◆ Stated problem ◆
Can you print the data exactly and leave out each image?

(A run of records)
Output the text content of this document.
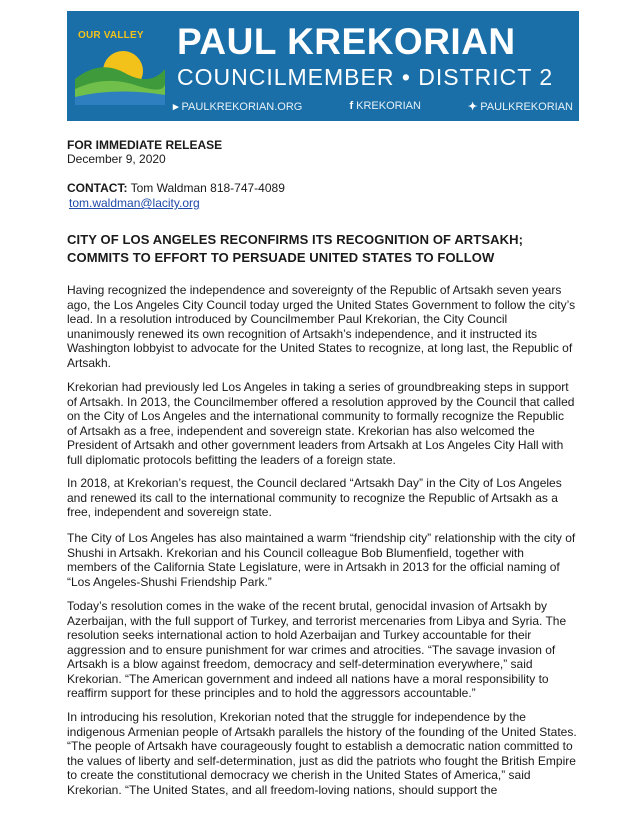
OUR VALLEY PAUL KREKORIAN
COUNCILMEMBER • DISTRICT 2
▸ PAULKREKORIAN.ORG	f KREKORIAN	✦ PAULKREKORIAN
FOR IMMEDIATE RELEASE
December 9, 2020
CONTACT: Tom Waldman 818-747-4089
tom.waldman@lacity.org
CITY OF LOS ANGELES RECONFIRMS ITS RECOGNITION OF ARTSAKH;
COMMITS TO EFFORT TO PERSUADE UNITED STATES TO FOLLOW

Having recognized the independence and sovereignty of the Republic of Artsakh seven years ago, the Los Angeles City Council today urged the United States Government to follow the city’s lead. In a resolution introduced by Councilmember Paul Krekorian, the City Council unanimously renewed its own recognition of Artsakh’s independence, and it instructed its Washington lobbyist to advocate for the United States to recognize, at long last, the Republic of Artsakh.

Krekorian had previously led Los Angeles in taking a series of groundbreaking steps in support of Artsakh. In 2013, the Councilmember offered a resolution approved by the Council that called on the City of Los Angeles and the international community to formally recognize the Republic of Artsakh as a free, independent and sovereign state. Krekorian has also welcomed the President of Artsakh and other government leaders from Artsakh at Los Angeles City Hall with full diplomatic protocols befitting the leaders of a foreign state.

In 2018, at Krekorian’s request, the Council declared “Artsakh Day” in the City of Los Angeles and renewed its call to the international community to recognize the Republic of Artsakh as a free, independent and sovereign state.

The City of Los Angeles has also maintained a warm “friendship city” relationship with the city of Shushi in Artsakh. Krekorian and his Council colleague Bob Blumenfield, together with members of the California State Legislature, were in Artsakh in 2013 for the official naming of “Los Angeles-Shushi Friendship Park.”

Today’s resolution comes in the wake of the recent brutal, genocidal invasion of Artsakh by Azerbaijan, with the full support of Turkey, and terrorist mercenaries from Libya and Syria. The resolution seeks international action to hold Azerbaijan and Turkey accountable for their aggression and to ensure punishment for war crimes and atrocities. “The savage invasion of Artsakh is a blow against freedom, democracy and self-determination everywhere,” said Krekorian. “The American government and indeed all nations have a moral responsibility to reaffirm support for these principles and to hold the aggressors accountable.”

In introducing his resolution, Krekorian noted that the struggle for independence by the indigenous Armenian people of Artsakh parallels the history of the founding of the United States. “The people of Artsakh have courageously fought to establish a democratic nation committed to the values of liberty and self-determination, just as did the patriots who fought the British Empire to create the constitutional democracy we cherish in the United States of America,” said Krekorian. “The United States, and all freedom-loving nations, should support the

◆ Task answer ◆
Output the text content of this document.
OUR VALLEY PAUL KREKORIAN
COUNCILMEMBER • DISTRICT 2
▸ PAULKREKORIAN.ORG	f KREKORIAN	✦ PAULKREKORIAN
FOR IMMEDIATE RELEASE
December 9, 2020
CONTACT: Tom Waldman 818-747-4089
tom.waldman@lacity.org
CITY OF LOS ANGELES RECONFIRMS ITS RECOGNITION OF ARTSAKH;
COMMITS TO EFFORT TO PERSUADE UNITED STATES TO FOLLOW

Having recognized the independence and sovereignty of the Republic of Artsakh seven years ago, the Los Angeles City Council today urged the United States Government to follow the city’s lead. In a resolution introduced by Councilmember Paul Krekorian, the City Council unanimously renewed its own recognition of Artsakh’s independence, and it instructed its Washington lobbyist to advocate for the United States to recognize, at long last, the Republic of Artsakh.

Krekorian had previously led Los Angeles in taking a series of groundbreaking steps in support of Artsakh. In 2013, the Councilmember offered a resolution approved by the Council that called on the City of Los Angeles and the international community to formally recognize the Republic of Artsakh as a free, independent and sovereign state. Krekorian has also welcomed the President of Artsakh and other government leaders from Artsakh at Los Angeles City Hall with full diplomatic protocols befitting the leaders of a foreign state.

In 2018, at Krekorian’s request, the Council declared “Artsakh Day” in the City of Los Angeles and renewed its call to the international community to recognize the Republic of Artsakh as a free, independent and sovereign state.

The City of Los Angeles has also maintained a warm “friendship city” relationship with the city of Shushi in Artsakh. Krekorian and his Council colleague Bob Blumenfield, together with members of the California State Legislature, were in Artsakh in 2013 for the official naming of “Los Angeles-Shushi Friendship Park.”

Today’s resolution comes in the wake of the recent brutal, genocidal invasion of Artsakh by Azerbaijan, with the full support of Turkey, and terrorist mercenaries from Libya and Syria. The resolution seeks international action to hold Azerbaijan and Turkey accountable for their aggression and to ensure punishment for war crimes and atrocities. “The savage invasion of Artsakh is a blow against freedom, democracy and self-determination everywhere,” said Krekorian. “The American government and indeed all nations have a moral responsibility to reaffirm support for these principles and to hold the aggressors accountable.”

In introducing his resolution, Krekorian noted that the struggle for independence by the indigenous Armenian people of Artsakh parallels the history of the founding of the United States. “The people of Artsakh have courageously fought to establish a democratic nation committed to the values of liberty and self-determination, just as did the patriots who fought the British Empire to create the constitutional democracy we cherish in the United States of America,” said Krekorian. “The United States, and all freedom-loving nations, should support the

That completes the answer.